Collected data entries
════════════════

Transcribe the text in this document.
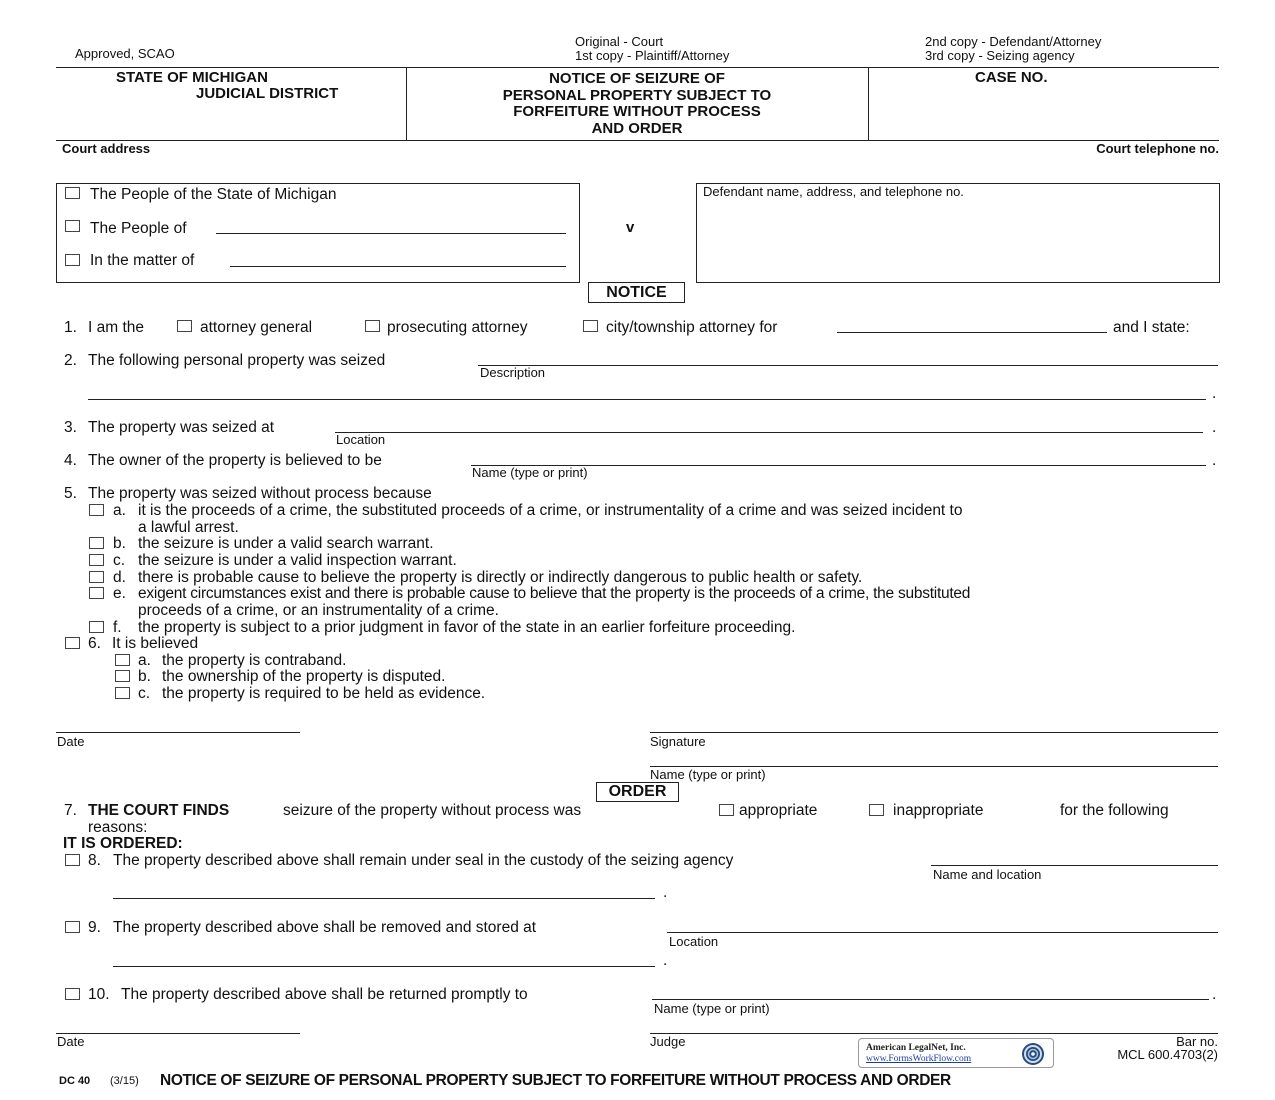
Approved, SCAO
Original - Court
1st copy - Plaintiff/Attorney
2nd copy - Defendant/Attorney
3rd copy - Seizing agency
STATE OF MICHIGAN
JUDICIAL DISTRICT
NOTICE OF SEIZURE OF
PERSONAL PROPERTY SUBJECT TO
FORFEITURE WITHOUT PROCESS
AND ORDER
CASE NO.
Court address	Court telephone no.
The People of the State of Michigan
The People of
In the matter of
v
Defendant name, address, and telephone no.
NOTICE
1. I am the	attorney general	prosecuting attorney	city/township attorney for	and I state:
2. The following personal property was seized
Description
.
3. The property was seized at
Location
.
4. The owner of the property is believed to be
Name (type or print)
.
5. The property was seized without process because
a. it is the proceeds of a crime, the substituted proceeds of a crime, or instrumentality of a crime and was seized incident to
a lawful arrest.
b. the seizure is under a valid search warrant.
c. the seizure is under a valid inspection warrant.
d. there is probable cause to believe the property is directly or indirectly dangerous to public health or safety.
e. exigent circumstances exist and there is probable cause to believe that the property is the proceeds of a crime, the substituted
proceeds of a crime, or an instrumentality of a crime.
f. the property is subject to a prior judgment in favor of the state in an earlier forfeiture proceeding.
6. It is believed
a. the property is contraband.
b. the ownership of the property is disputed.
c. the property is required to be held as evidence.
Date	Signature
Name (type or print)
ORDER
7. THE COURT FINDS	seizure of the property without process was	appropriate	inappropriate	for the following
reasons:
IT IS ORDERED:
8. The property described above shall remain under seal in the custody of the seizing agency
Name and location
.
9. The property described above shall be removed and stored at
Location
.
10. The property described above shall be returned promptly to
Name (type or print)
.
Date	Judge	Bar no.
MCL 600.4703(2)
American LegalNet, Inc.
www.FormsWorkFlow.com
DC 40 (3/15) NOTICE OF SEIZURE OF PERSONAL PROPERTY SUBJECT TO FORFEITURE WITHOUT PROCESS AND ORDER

════════════════

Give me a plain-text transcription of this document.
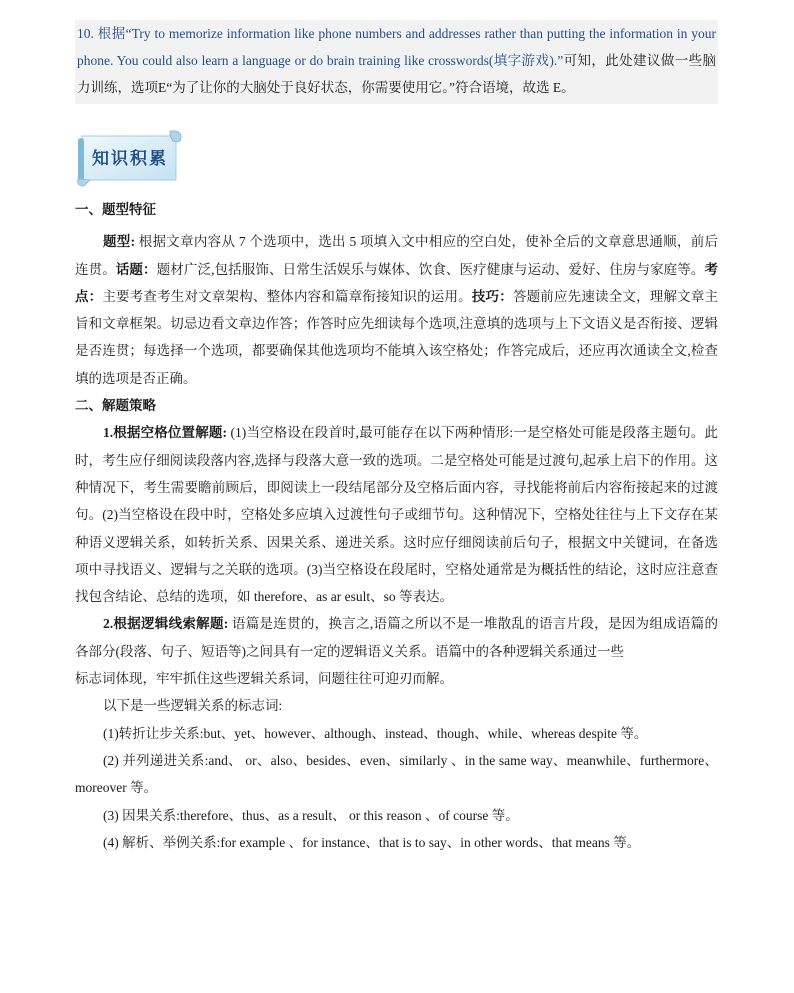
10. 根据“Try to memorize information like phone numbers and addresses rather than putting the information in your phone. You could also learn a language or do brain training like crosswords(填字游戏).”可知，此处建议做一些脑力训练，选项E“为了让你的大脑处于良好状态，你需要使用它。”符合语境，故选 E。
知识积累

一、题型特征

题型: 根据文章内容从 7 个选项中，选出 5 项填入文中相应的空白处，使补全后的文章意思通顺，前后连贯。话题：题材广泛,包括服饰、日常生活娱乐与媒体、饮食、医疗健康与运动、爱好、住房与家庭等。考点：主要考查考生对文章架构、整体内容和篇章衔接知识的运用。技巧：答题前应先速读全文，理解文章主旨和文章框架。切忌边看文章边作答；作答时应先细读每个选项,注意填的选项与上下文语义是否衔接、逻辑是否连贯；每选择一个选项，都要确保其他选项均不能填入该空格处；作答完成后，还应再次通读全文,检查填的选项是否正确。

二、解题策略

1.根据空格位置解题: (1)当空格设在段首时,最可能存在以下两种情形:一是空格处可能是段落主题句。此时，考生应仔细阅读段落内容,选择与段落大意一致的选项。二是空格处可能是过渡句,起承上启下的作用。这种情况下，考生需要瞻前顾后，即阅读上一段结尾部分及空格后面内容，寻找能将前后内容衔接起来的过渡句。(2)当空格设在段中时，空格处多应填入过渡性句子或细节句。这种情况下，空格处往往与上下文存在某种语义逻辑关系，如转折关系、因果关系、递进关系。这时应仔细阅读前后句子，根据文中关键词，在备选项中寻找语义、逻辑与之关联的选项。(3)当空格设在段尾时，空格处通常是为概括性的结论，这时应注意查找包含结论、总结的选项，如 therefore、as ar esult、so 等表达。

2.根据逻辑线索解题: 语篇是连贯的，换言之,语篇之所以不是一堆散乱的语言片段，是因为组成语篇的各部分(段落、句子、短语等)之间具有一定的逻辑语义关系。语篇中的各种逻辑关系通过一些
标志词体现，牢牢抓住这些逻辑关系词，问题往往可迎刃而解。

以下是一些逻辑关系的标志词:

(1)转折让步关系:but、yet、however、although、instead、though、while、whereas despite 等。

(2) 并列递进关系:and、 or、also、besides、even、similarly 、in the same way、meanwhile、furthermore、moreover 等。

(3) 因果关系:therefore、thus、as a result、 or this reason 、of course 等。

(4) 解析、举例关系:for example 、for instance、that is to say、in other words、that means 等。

════════════════

--- Your instructions ---
Identify and copy all lines with the word "proceeds".

--- Response to this task ---
a. it is the proceeds of a crime, the substituted proceeds of a crime, or instrumentality of a crime and was seized incident to
e. exigent circumstances exist and there is probable cause to believe that the property is the proceeds of a crime, the substituted
proceeds of a crime, or an instrumentality of a crime.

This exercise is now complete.